TASK PROMPT -
Copy the data exactly as it appears, and do not include any pictures.

DATA SECTION -
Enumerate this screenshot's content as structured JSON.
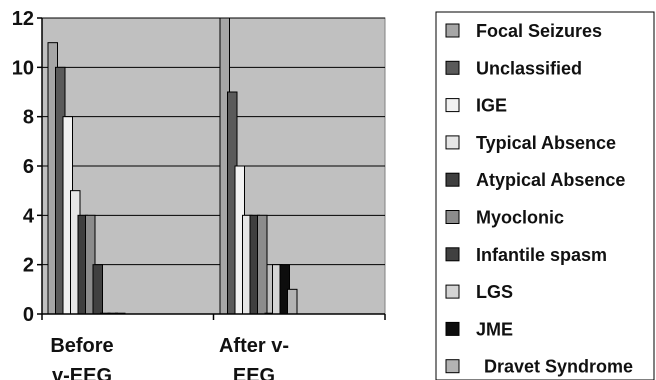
{
  "chart_data": {
    "type": "bar",
    "title": "",
    "xlabel": "",
    "ylabel": "",
    "ylim": [
      0,
      12
    ],
    "yticks": [
      0,
      2,
      4,
      6,
      8,
      10,
      12
    ],
    "grid": true,
    "legend_position": "right",
    "categories": [
      [
        "Before",
        "v-EEG"
      ],
      [
        "After v-",
        "EEG"
      ]
    ],
    "series": [
      {
        "name": "Focal Seizures",
        "color": "#a6a6a6",
        "values": [
          11,
          12
        ]
      },
      {
        "name": "Unclassified",
        "color": "#5a5a5a",
        "values": [
          10,
          9
        ]
      },
      {
        "name": "IGE",
        "color": "#f2f2f2",
        "values": [
          8,
          6
        ]
      },
      {
        "name": "Typical Absence",
        "color": "#e6e6e6",
        "values": [
          5,
          4
        ]
      },
      {
        "name": "Atypical Absence",
        "color": "#3f3f3f",
        "values": [
          4,
          4
        ]
      },
      {
        "name": "Myoclonic",
        "color": "#8c8c8c",
        "values": [
          4,
          4
        ]
      },
      {
        "name": "Infantile spasm",
        "color": "#404040",
        "values": [
          2,
          0
        ]
      },
      {
        "name": "LGS",
        "color": "#d4d4d4",
        "values": [
          0,
          2
        ]
      },
      {
        "name": "JME",
        "color": "#0d0d0d",
        "values": [
          0,
          2
        ]
      },
      {
        "name": "Dravet Syndrome",
        "color": "#b3b3b3",
        "values": [
          0,
          1
        ]
      }
    ]
  }
}
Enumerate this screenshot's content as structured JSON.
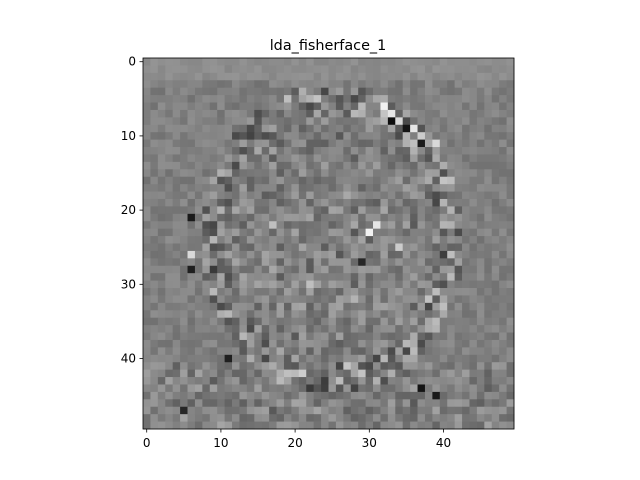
{
  "chart_data": {
    "type": "heatmap",
    "title": "lda_fisherface_1",
    "xlabel": "",
    "ylabel": "",
    "colormap": "gray",
    "grid": false,
    "rows": 50,
    "cols": 50,
    "xlim": [
      -0.5,
      49.5
    ],
    "ylim": [
      49.5,
      -0.5
    ],
    "x_ticks": [
      0,
      10,
      20,
      30,
      40
    ],
    "y_ticks": [
      0,
      10,
      20,
      30,
      40
    ],
    "x_tick_labels": [
      "0",
      "10",
      "20",
      "30",
      "40"
    ],
    "y_tick_labels": [
      "0",
      "10",
      "20",
      "30",
      "40"
    ],
    "face_outline": {
      "center": [
        25,
        24
      ],
      "radii": [
        16,
        19
      ]
    },
    "bright_features": [
      {
        "x": 32,
        "y": 6,
        "value": 0.95
      },
      {
        "x": 33,
        "y": 7,
        "value": 0.9
      },
      {
        "x": 34,
        "y": 8,
        "value": 0.85
      },
      {
        "x": 36,
        "y": 9,
        "value": 0.9
      },
      {
        "x": 37,
        "y": 10,
        "value": 0.8
      },
      {
        "x": 39,
        "y": 11,
        "value": 0.85
      },
      {
        "x": 30,
        "y": 23,
        "value": 0.95
      },
      {
        "x": 31,
        "y": 22,
        "value": 0.9
      },
      {
        "x": 17,
        "y": 22,
        "value": 0.75
      },
      {
        "x": 34,
        "y": 25,
        "value": 0.8
      },
      {
        "x": 6,
        "y": 26,
        "value": 0.85
      },
      {
        "x": 22,
        "y": 30,
        "value": 0.75
      },
      {
        "x": 28,
        "y": 32,
        "value": 0.7
      }
    ],
    "dark_features": [
      {
        "x": 33,
        "y": 8,
        "value": 0.05
      },
      {
        "x": 35,
        "y": 9,
        "value": 0.08
      },
      {
        "x": 37,
        "y": 11,
        "value": 0.1
      },
      {
        "x": 6,
        "y": 21,
        "value": 0.1
      },
      {
        "x": 6,
        "y": 28,
        "value": 0.12
      },
      {
        "x": 37,
        "y": 44,
        "value": 0.08
      },
      {
        "x": 39,
        "y": 45,
        "value": 0.1
      },
      {
        "x": 5,
        "y": 47,
        "value": 0.15
      },
      {
        "x": 11,
        "y": 40,
        "value": 0.12
      },
      {
        "x": 29,
        "y": 27,
        "value": 0.15
      }
    ],
    "background_value": 0.5,
    "top_band_value": 0.55
  }
}
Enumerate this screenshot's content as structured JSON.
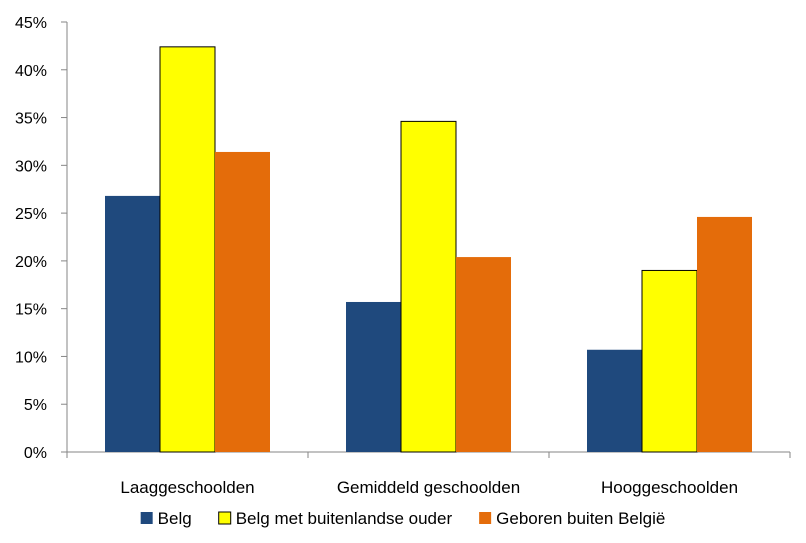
{
  "chart_data": {
    "type": "bar",
    "title": "",
    "xlabel": "",
    "ylabel": "",
    "ylim": [
      0,
      45
    ],
    "y_tick_step": 5,
    "y_tick_format": "percent",
    "y_tick_labels": [
      "0%",
      "5%",
      "10%",
      "15%",
      "20%",
      "25%",
      "30%",
      "35%",
      "40%",
      "45%"
    ],
    "grid": false,
    "legend_position": "bottom",
    "categories": [
      "Laaggeschoolden",
      "Gemiddeld geschoolden",
      "Hooggeschoolden"
    ],
    "series": [
      {
        "name": "Belg",
        "color": "#1f497d",
        "values": [
          26.8,
          15.7,
          10.7
        ]
      },
      {
        "name": "Belg met buitenlandse ouder",
        "color": "#ffff00",
        "values": [
          42.4,
          34.6,
          19.0
        ]
      },
      {
        "name": "Geboren buiten België",
        "color": "#e46c0a",
        "values": [
          31.4,
          20.4,
          24.6
        ]
      }
    ]
  }
}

EXPECTED OUTPUT -
Enumerate this screenshot's content as structured JSON.
{
  "chart_data": {
    "type": "bar",
    "title": "",
    "xlabel": "",
    "ylabel": "",
    "ylim": [
      0,
      12
    ],
    "yticks": [
      0,
      2,
      4,
      6,
      8,
      10,
      12
    ],
    "grid": true,
    "legend_position": "right",
    "categories": [
      [
        "Before",
        "v-EEG"
      ],
      [
        "After v-",
        "EEG"
      ]
    ],
    "series": [
      {
        "name": "Focal Seizures",
        "color": "#a6a6a6",
        "values": [
          11,
          12
        ]
      },
      {
        "name": "Unclassified",
        "color": "#5a5a5a",
        "values": [
          10,
          9
        ]
      },
      {
        "name": "IGE",
        "color": "#f2f2f2",
        "values": [
          8,
          6
        ]
      },
      {
        "name": "Typical Absence",
        "color": "#e6e6e6",
        "values": [
          5,
          4
        ]
      },
      {
        "name": "Atypical Absence",
        "color": "#3f3f3f",
        "values": [
          4,
          4
        ]
      },
      {
        "name": "Myoclonic",
        "color": "#8c8c8c",
        "values": [
          4,
          4
        ]
      },
      {
        "name": "Infantile spasm",
        "color": "#404040",
        "values": [
          2,
          0
        ]
      },
      {
        "name": "LGS",
        "color": "#d4d4d4",
        "values": [
          0,
          2
        ]
      },
      {
        "name": "JME",
        "color": "#0d0d0d",
        "values": [
          0,
          2
        ]
      },
      {
        "name": "Dravet Syndrome",
        "color": "#b3b3b3",
        "values": [
          0,
          1
        ]
      }
    ]
  }
}
Enumerate this screenshot's content as structured JSON.
{
  "chart_data": {
    "type": "heatmap",
    "title": "lda_fisherface_1",
    "xlabel": "",
    "ylabel": "",
    "colormap": "gray",
    "grid": false,
    "rows": 50,
    "cols": 50,
    "xlim": [
      -0.5,
      49.5
    ],
    "ylim": [
      49.5,
      -0.5
    ],
    "x_ticks": [
      0,
      10,
      20,
      30,
      40
    ],
    "y_ticks": [
      0,
      10,
      20,
      30,
      40
    ],
    "x_tick_labels": [
      "0",
      "10",
      "20",
      "30",
      "40"
    ],
    "y_tick_labels": [
      "0",
      "10",
      "20",
      "30",
      "40"
    ],
    "face_outline": {
      "center": [
        25,
        24
      ],
      "radii": [
        16,
        19
      ]
    },
    "bright_features": [
      {
        "x": 32,
        "y": 6,
        "value": 0.95
      },
      {
        "x": 33,
        "y": 7,
        "value": 0.9
      },
      {
        "x": 34,
        "y": 8,
        "value": 0.85
      },
      {
        "x": 36,
        "y": 9,
        "value": 0.9
      },
      {
        "x": 37,
        "y": 10,
        "value": 0.8
      },
      {
        "x": 39,
        "y": 11,
        "value": 0.85
      },
      {
        "x": 30,
        "y": 23,
        "value": 0.95
      },
      {
        "x": 31,
        "y": 22,
        "value": 0.9
      },
      {
        "x": 17,
        "y": 22,
        "value": 0.75
      },
      {
        "x": 34,
        "y": 25,
        "value": 0.8
      },
      {
        "x": 6,
        "y": 26,
        "value": 0.85
      },
      {
        "x": 22,
        "y": 30,
        "value": 0.75
      },
      {
        "x": 28,
        "y": 32,
        "value": 0.7
      }
    ],
    "dark_features": [
      {
        "x": 33,
        "y": 8,
        "value": 0.05
      },
      {
        "x": 35,
        "y": 9,
        "value": 0.08
      },
      {
        "x": 37,
        "y": 11,
        "value": 0.1
      },
      {
        "x": 6,
        "y": 21,
        "value": 0.1
      },
      {
        "x": 6,
        "y": 28,
        "value": 0.12
      },
      {
        "x": 37,
        "y": 44,
        "value": 0.08
      },
      {
        "x": 39,
        "y": 45,
        "value": 0.1
      },
      {
        "x": 5,
        "y": 47,
        "value": 0.15
      },
      {
        "x": 11,
        "y": 40,
        "value": 0.12
      },
      {
        "x": 29,
        "y": 27,
        "value": 0.15
      }
    ],
    "background_value": 0.5,
    "top_band_value": 0.55
  }
}
Enumerate this screenshot's content as structured JSON.
{
  "chart_data": {
    "type": "bar",
    "title": "",
    "xlabel": "",
    "ylabel": "",
    "ylim": [
      0,
      45
    ],
    "y_tick_step": 5,
    "y_tick_format": "percent",
    "y_tick_labels": [
      "0%",
      "5%",
      "10%",
      "15%",
      "20%",
      "25%",
      "30%",
      "35%",
      "40%",
      "45%"
    ],
    "grid": false,
    "legend_position": "bottom",
    "categories": [
      "Laaggeschoolden",
      "Gemiddeld geschoolden",
      "Hooggeschoolden"
    ],
    "series": [
      {
        "name": "Belg",
        "color": "#1f497d",
        "values": [
          26.8,
          15.7,
          10.7
        ]
      },
      {
        "name": "Belg met buitenlandse ouder",
        "color": "#ffff00",
        "values": [
          42.4,
          34.6,
          19.0
        ]
      },
      {
        "name": "Geboren buiten België",
        "color": "#e46c0a",
        "values": [
          31.4,
          20.4,
          24.6
        ]
      }
    ]
  }
}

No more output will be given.